(Job):
Every record should be copied exactly, except that pictures are to be omitted.

(Data listing):
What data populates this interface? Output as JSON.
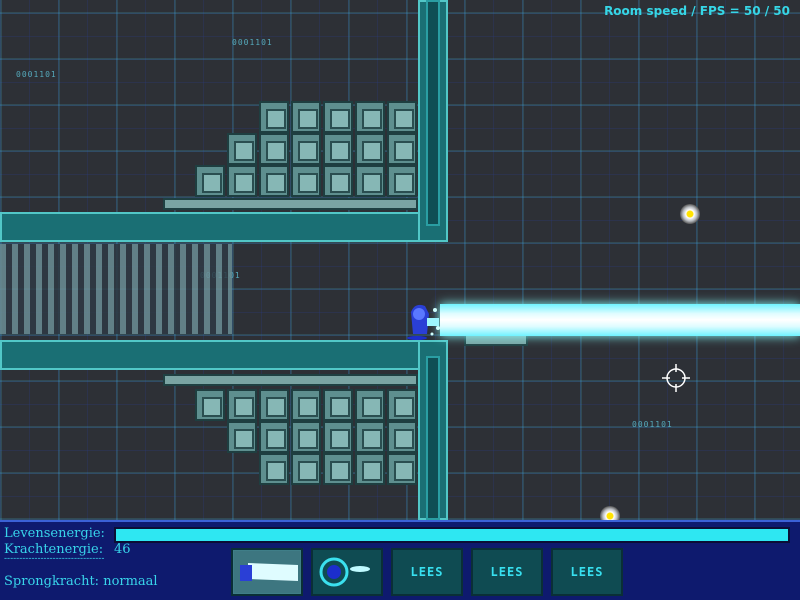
{
  "debug": {
    "fps_text": "Room speed / FPS = 50 / 50"
  },
  "scene": {
    "bits_labels": [
      "0001101",
      "0001101",
      "0001101",
      "0001101"
    ]
  },
  "hud": {
    "life_label": "Levensenergie:",
    "life_level": 1.0,
    "power_label": "Krachtenergie:",
    "power_value": "46",
    "separator": "---------------------------------",
    "jump_label": "Sprongkracht: normaal",
    "slots": [
      "",
      "",
      "LEES",
      "LEES",
      "LEES"
    ],
    "slot_icons": [
      "beam-weapon-icon",
      "orb-weapon-icon"
    ]
  },
  "colors": {
    "accent": "#36d6e6",
    "hud_bg": "#0e1a6e",
    "beam": "#dffcff"
  }
}
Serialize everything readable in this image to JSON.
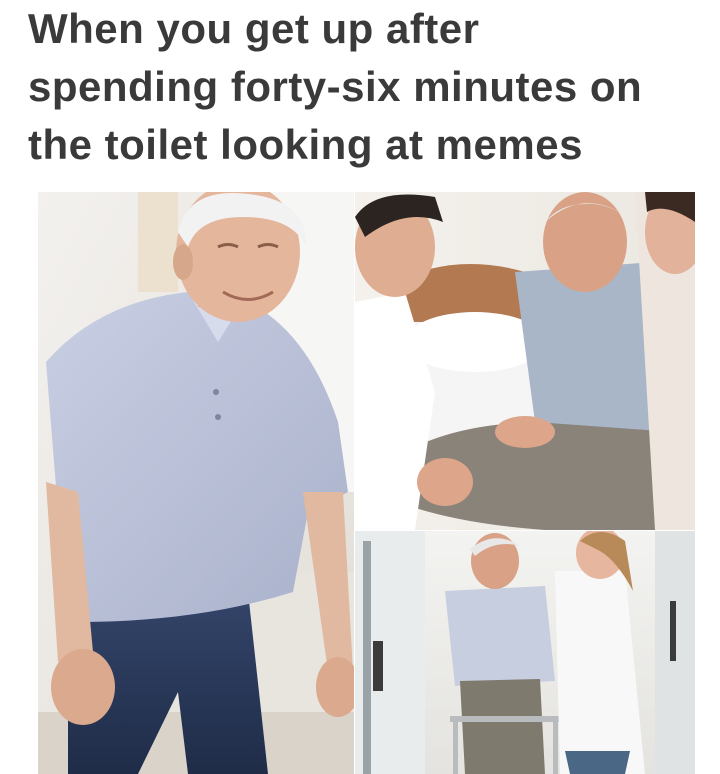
{
  "caption": {
    "lines": [
      "When you get up after",
      "spending forty-six minutes on",
      "the toilet looking at memes"
    ]
  },
  "panels": [
    {
      "subject": "elderly man in light blue polo rising from a low seat, hands on knees"
    },
    {
      "subject": "two caregivers helping an elderly man sitting on a bed"
    },
    {
      "subject": "elderly man walking with a walker beside a nurse"
    }
  ]
}
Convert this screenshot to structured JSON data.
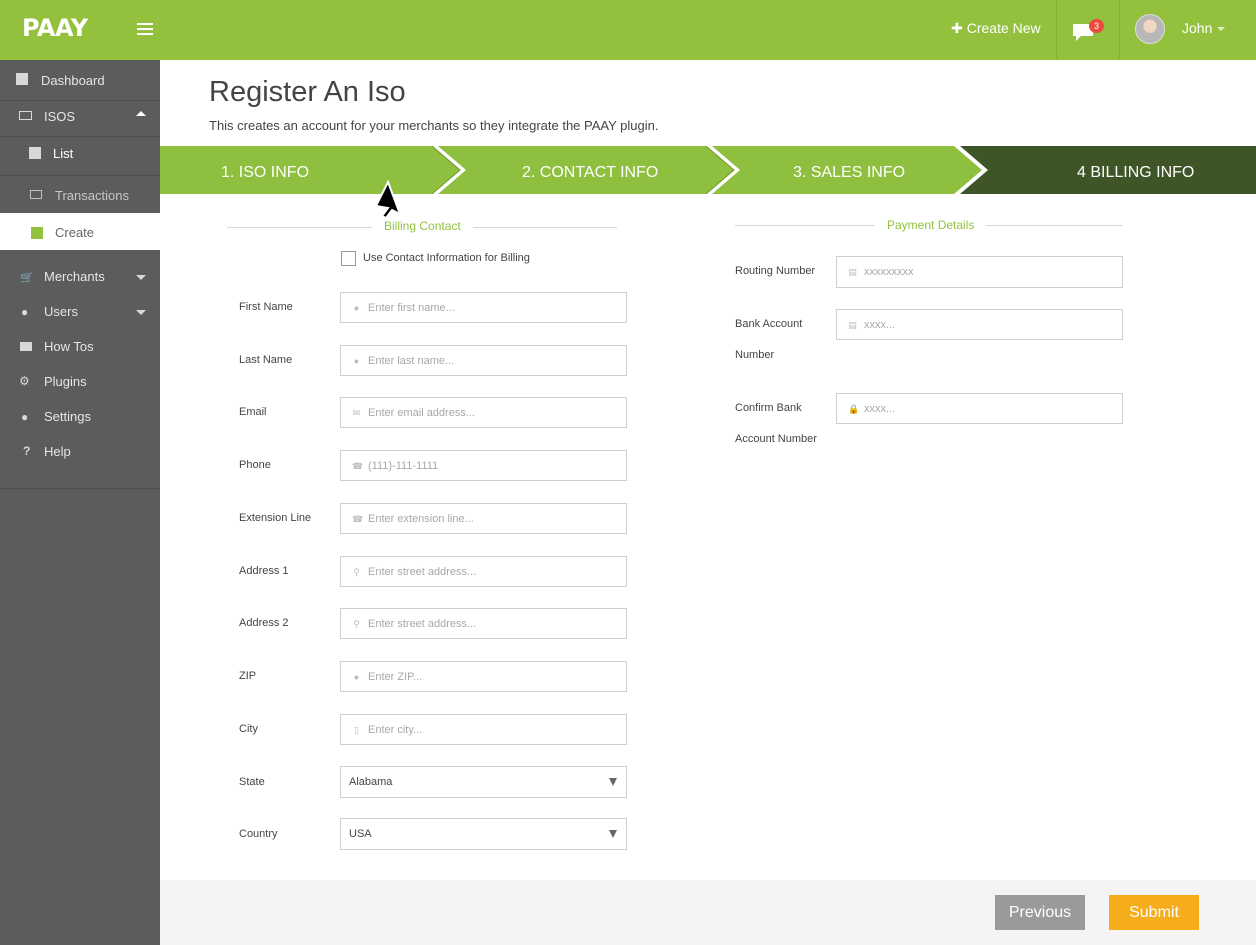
{
  "header": {
    "logo": "PAAY",
    "create_new": "Create New",
    "messages_count": "3",
    "user_name": "John"
  },
  "sidebar": {
    "items": [
      {
        "label": "Dashboard",
        "icon": "square-icon"
      },
      {
        "label": "ISOS",
        "icon": "money-icon"
      },
      {
        "label": "List",
        "icon": "square-icon"
      },
      {
        "label": "Transactions",
        "icon": "monitor-icon"
      },
      {
        "label": "Create",
        "icon": "square-icon"
      },
      {
        "label": "Merchants",
        "icon": "cart-icon"
      },
      {
        "label": "Users",
        "icon": "user-icon"
      },
      {
        "label": "How Tos",
        "icon": "folder-icon"
      },
      {
        "label": "Plugins",
        "icon": "cogs-icon"
      },
      {
        "label": "Settings",
        "icon": "user-icon"
      },
      {
        "label": "Help",
        "icon": "question-icon"
      }
    ]
  },
  "page": {
    "title": "Register An Iso",
    "subtitle": "This creates an account for your merchants so they integrate the PAAY plugin."
  },
  "steps": [
    {
      "label": "1. ISO INFO"
    },
    {
      "label": "2. CONTACT INFO"
    },
    {
      "label": "3. SALES INFO"
    },
    {
      "label": "4 BILLING INFO"
    }
  ],
  "billing": {
    "section_title": "Billing Contact",
    "use_contact_label": "Use Contact Information for Billing",
    "fields": [
      {
        "label": "First Name",
        "placeholder": "Enter first name...",
        "icon": "user-icon"
      },
      {
        "label": "Last Name",
        "placeholder": "Enter last name...",
        "icon": "user-icon"
      },
      {
        "label": "Email",
        "placeholder": "Enter email address...",
        "icon": "envelope-icon"
      },
      {
        "label": "Phone",
        "placeholder": "(111)-111-1111",
        "icon": "phone-icon"
      },
      {
        "label": "Extension Line",
        "placeholder": "Enter extension line...",
        "icon": "phone-icon"
      },
      {
        "label": "Address 1",
        "placeholder": "Enter street address...",
        "icon": "map-marker-icon"
      },
      {
        "label": "Address 2",
        "placeholder": "Enter street address...",
        "icon": "map-marker-icon"
      },
      {
        "label": "ZIP",
        "placeholder": "Enter ZIP...",
        "icon": "circle-icon"
      },
      {
        "label": "City",
        "placeholder": "Enter city...",
        "icon": "building-icon"
      }
    ],
    "state_label": "State",
    "state_value": "Alabama",
    "country_label": "Country",
    "country_value": "USA"
  },
  "payment": {
    "section_title": "Payment Details",
    "routing_label": "Routing Number",
    "routing_placeholder": "xxxxxxxxx",
    "bank_account_label_1": "Bank Account",
    "bank_account_label_2": "Number",
    "bank_account_placeholder": "xxxx...",
    "confirm_label_1": "Confirm Bank",
    "confirm_label_2": "Account Number",
    "confirm_placeholder": "xxxx..."
  },
  "footer": {
    "previous": "Previous",
    "submit": "Submit"
  },
  "colors": {
    "brand_green": "#93c13e",
    "active_step": "#3d5527",
    "sidebar": "#5c5c5c",
    "submit": "#f5ad1c",
    "previous": "#9a9a9a"
  }
}
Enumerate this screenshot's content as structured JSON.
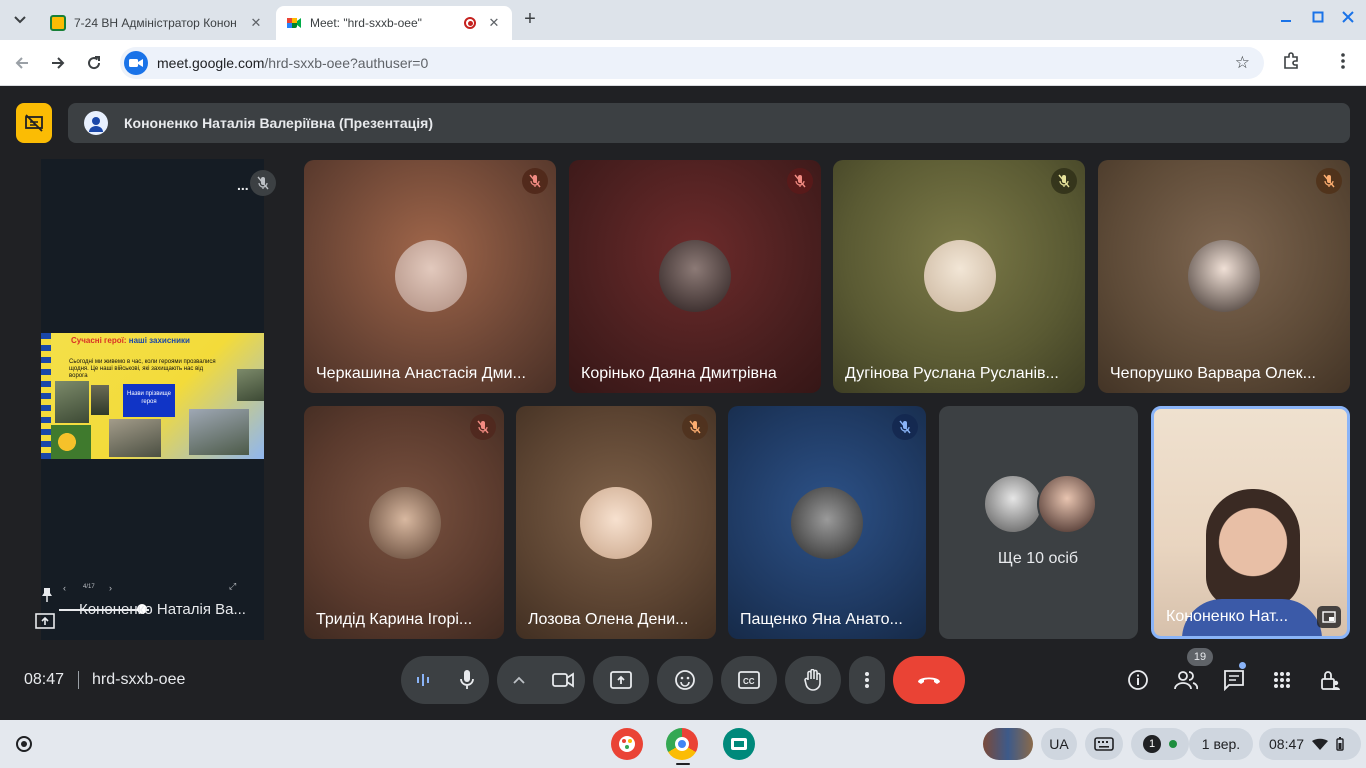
{
  "browser": {
    "tabs": [
      {
        "title": "7-24 ВН Адміністратор Конон",
        "active": false,
        "favicon": "classroom-icon"
      },
      {
        "title": "Meet: \"hrd-sxxb-oee\"",
        "active": true,
        "favicon": "meet-icon",
        "recording": true
      }
    ],
    "url_host": "meet.google.com",
    "url_path": "/hrd-sxxb-oee?authuser=0"
  },
  "presentation_bar": {
    "title": "Кононенко Наталія Валеріївна (Презентація)"
  },
  "presentation_tile": {
    "more": "...",
    "slide_title_red": "Сучасні герої: ",
    "slide_title_blue": "наші захисники",
    "slide_text": "Сьогодні ми живемо в час, коли героями прозвалися щодня. Це наші військові, які захищають нас від ворога",
    "slide_box": "Назви прізвище героя",
    "slide_counter": "4/17",
    "name": "Кононенко Наталія Ва..."
  },
  "participants": [
    {
      "name": "Черкашина Анастасія Дми...",
      "bg": "#6b4535",
      "avatar": "#c7a99a",
      "muted": true
    },
    {
      "name": "Корінько Даяна Дмитрівна",
      "bg": "#4a1f1f",
      "avatar": "#3b2a2a",
      "muted": true
    },
    {
      "name": "Дугінова Руслана Русланів...",
      "bg": "#5a5a33",
      "avatar": "#e3d6c2",
      "muted": true
    },
    {
      "name": "Чепорушко Варвара Олек...",
      "bg": "#5d4a37",
      "avatar": "#d8c4b3",
      "muted": true
    },
    {
      "name": "Тридід Карина Ігорі...",
      "bg": "#5a3a2d",
      "avatar": "#9c7a63",
      "muted": true
    },
    {
      "name": "Лозова Олена Дени...",
      "bg": "#5b4331",
      "avatar": "#e7cdb8",
      "muted": true
    },
    {
      "name": "Пащенко Яна Анато...",
      "bg": "#1f3a63",
      "avatar": "#5a5a5a",
      "muted": true
    }
  ],
  "more_tile": {
    "label": "Ще 10 осіб"
  },
  "self_tile": {
    "name": "Кононенко Нат..."
  },
  "bottom_bar": {
    "time": "08:47",
    "meeting_code": "hrd-sxxb-oee",
    "people_count": "19"
  },
  "shelf": {
    "language": "UA",
    "notifications": "1",
    "date": "1 вер.",
    "time": "08:47"
  },
  "colors": {
    "meet_bg": "#202124",
    "accent_blue": "#1a73e8",
    "end_call_red": "#ea4335",
    "presenting_yellow": "#fbbc04",
    "self_tile_border": "#8ab4f8"
  }
}
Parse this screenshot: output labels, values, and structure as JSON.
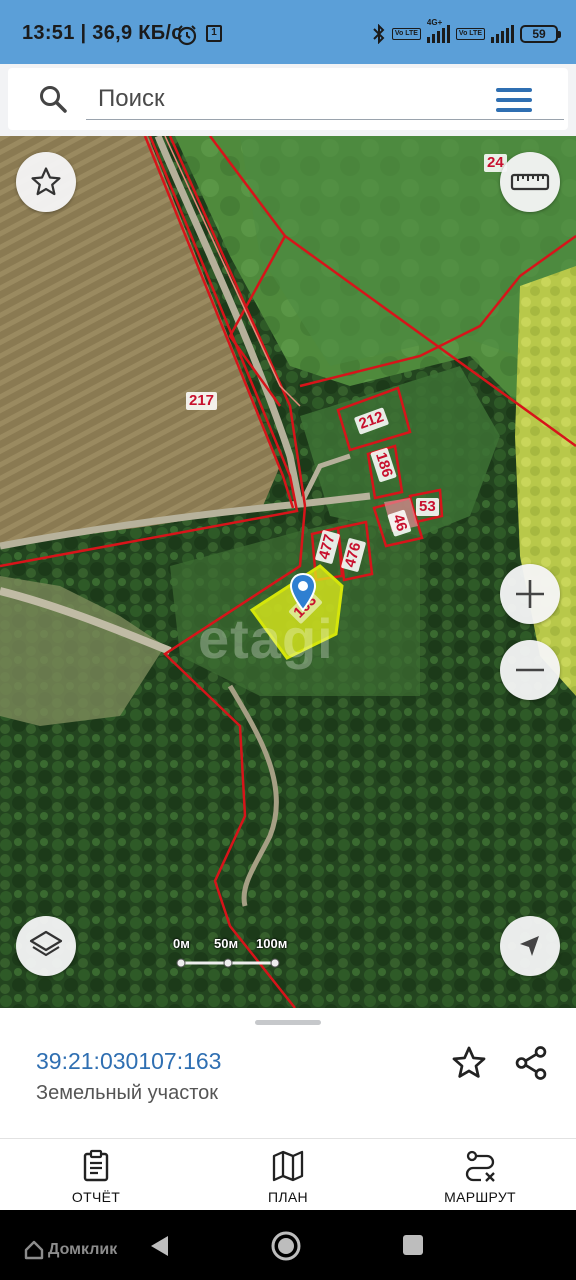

(Answer to the exercise):
What data populates this interface? Output as JSON.
{
  "debug": {
    "fps_text": "Room speed / FPS = 50 / 50"
  },
  "scene": {
    "bits_labels": [
      "0001101",
      "0001101",
      "0001101",
      "0001101"
    ]
  },
  "hud": {
    "life_label": "Levensenergie:",
    "life_level": 1.0,
    "power_label": "Krachtenergie:",
    "power_value": "46",
    "separator": "---------------------------------",
    "jump_label": "Sprongkracht: normaal",
    "slots": [
      "",
      "",
      "LEES",
      "LEES",
      "LEES"
    ],
    "slot_icons": [
      "beam-weapon-icon",
      "orb-weapon-icon"
    ]
  },
  "colors": {
    "accent": "#36d6e6",
    "hud_bg": "#0e1a6e",
    "beam": "#dffcff"
  }
}
Serialize everything readable in this image to JSON.
{
  "caption": {
    "lines": [
      "When you get up after",
      "spending forty-six minutes on",
      "the toilet looking at memes"
    ]
  },
  "panels": [
    {
      "subject": "elderly man in light blue polo rising from a low seat, hands on knees"
    },
    {
      "subject": "two caregivers helping an elderly man sitting on a bed"
    },
    {
      "subject": "elderly man walking with a walker beside a nurse"
    }
  ]
}
Convert this screenshot to structured JSON data.
{
  "header": {
    "logo": "PAAY",
    "create_new": "Create New",
    "messages_count": "3",
    "user_name": "John"
  },
  "sidebar": {
    "items": [
      {
        "label": "Dashboard",
        "icon": "square-icon"
      },
      {
        "label": "ISOS",
        "icon": "money-icon"
      },
      {
        "label": "List",
        "icon": "square-icon"
      },
      {
        "label": "Transactions",
        "icon": "monitor-icon"
      },
      {
        "label": "Create",
        "icon": "square-icon"
      },
      {
        "label": "Merchants",
        "icon": "cart-icon"
      },
      {
        "label": "Users",
        "icon": "user-icon"
      },
      {
        "label": "How Tos",
        "icon": "folder-icon"
      },
      {
        "label": "Plugins",
        "icon": "cogs-icon"
      },
      {
        "label": "Settings",
        "icon": "user-icon"
      },
      {
        "label": "Help",
        "icon": "question-icon"
      }
    ]
  },
  "page": {
    "title": "Register An Iso",
    "subtitle": "This creates an account for your merchants so they integrate the PAAY plugin."
  },
  "steps": [
    {
      "label": "1. ISO INFO"
    },
    {
      "label": "2. CONTACT INFO"
    },
    {
      "label": "3. SALES INFO"
    },
    {
      "label": "4 BILLING INFO"
    }
  ],
  "billing": {
    "section_title": "Billing Contact",
    "use_contact_label": "Use Contact Information for Billing",
    "fields": [
      {
        "label": "First Name",
        "placeholder": "Enter first name...",
        "icon": "user-icon"
      },
      {
        "label": "Last Name",
        "placeholder": "Enter last name...",
        "icon": "user-icon"
      },
      {
        "label": "Email",
        "placeholder": "Enter email address...",
        "icon": "envelope-icon"
      },
      {
        "label": "Phone",
        "placeholder": "(111)-111-1111",
        "icon": "phone-icon"
      },
      {
        "label": "Extension Line",
        "placeholder": "Enter extension line...",
        "icon": "phone-icon"
      },
      {
        "label": "Address 1",
        "placeholder": "Enter street address...",
        "icon": "map-marker-icon"
      },
      {
        "label": "Address 2",
        "placeholder": "Enter street address...",
        "icon": "map-marker-icon"
      },
      {
        "label": "ZIP",
        "placeholder": "Enter ZIP...",
        "icon": "circle-icon"
      },
      {
        "label": "City",
        "placeholder": "Enter city...",
        "icon": "building-icon"
      }
    ],
    "state_label": "State",
    "state_value": "Alabama",
    "country_label": "Country",
    "country_value": "USA"
  },
  "payment": {
    "section_title": "Payment Details",
    "routing_label": "Routing Number",
    "routing_placeholder": "xxxxxxxxx",
    "bank_account_label_1": "Bank Account",
    "bank_account_label_2": "Number",
    "bank_account_placeholder": "xxxx...",
    "confirm_label_1": "Confirm Bank",
    "confirm_label_2": "Account Number",
    "confirm_placeholder": "xxxx..."
  },
  "footer": {
    "previous": "Previous",
    "submit": "Submit"
  },
  "colors": {
    "brand_green": "#93c13e",
    "active_step": "#3d5527",
    "sidebar": "#5c5c5c",
    "submit": "#f5ad1c",
    "previous": "#9a9a9a"
  }
}
Enumerate this screenshot's content as structured JSON.
{
  "browser": {
    "tabs": [
      {
        "title": "7-24 ВН Адміністратор Конон",
        "active": false,
        "favicon": "classroom-icon"
      },
      {
        "title": "Meet: \"hrd-sxxb-oee\"",
        "active": true,
        "favicon": "meet-icon",
        "recording": true
      }
    ],
    "url_host": "meet.google.com",
    "url_path": "/hrd-sxxb-oee?authuser=0"
  },
  "presentation_bar": {
    "title": "Кононенко Наталія Валеріївна (Презентація)"
  },
  "presentation_tile": {
    "more": "...",
    "slide_title_red": "Сучасні герої: ",
    "slide_title_blue": "наші захисники",
    "slide_text": "Сьогодні ми живемо в час, коли героями прозвалися щодня. Це наші військові, які захищають нас від ворога",
    "slide_box": "Назви прізвище героя",
    "slide_counter": "4/17",
    "name": "Кононенко Наталія Ва..."
  },
  "participants": [
    {
      "name": "Черкашина Анастасія Дми...",
      "bg": "#6b4535",
      "avatar": "#c7a99a",
      "muted": true
    },
    {
      "name": "Корінько Даяна Дмитрівна",
      "bg": "#4a1f1f",
      "avatar": "#3b2a2a",
      "muted": true
    },
    {
      "name": "Дугінова Руслана Русланів...",
      "bg": "#5a5a33",
      "avatar": "#e3d6c2",
      "muted": true
    },
    {
      "name": "Чепорушко Варвара Олек...",
      "bg": "#5d4a37",
      "avatar": "#d8c4b3",
      "muted": true
    },
    {
      "name": "Тридід Карина Ігорі...",
      "bg": "#5a3a2d",
      "avatar": "#9c7a63",
      "muted": true
    },
    {
      "name": "Лозова Олена Дени...",
      "bg": "#5b4331",
      "avatar": "#e7cdb8",
      "muted": true
    },
    {
      "name": "Пащенко Яна Анато...",
      "bg": "#1f3a63",
      "avatar": "#5a5a5a",
      "muted": true
    }
  ],
  "more_tile": {
    "label": "Ще 10 осіб"
  },
  "self_tile": {
    "name": "Кононенко Нат..."
  },
  "bottom_bar": {
    "time": "08:47",
    "meeting_code": "hrd-sxxb-oee",
    "people_count": "19"
  },
  "shelf": {
    "language": "UA",
    "notifications": "1",
    "date": "1 вер.",
    "time": "08:47"
  },
  "colors": {
    "meet_bg": "#202124",
    "accent_blue": "#1a73e8",
    "end_call_red": "#ea4335",
    "presenting_yellow": "#fbbc04",
    "self_tile_border": "#8ab4f8"
  }
}
Parse this screenshot: output labels, values, and structure as JSON.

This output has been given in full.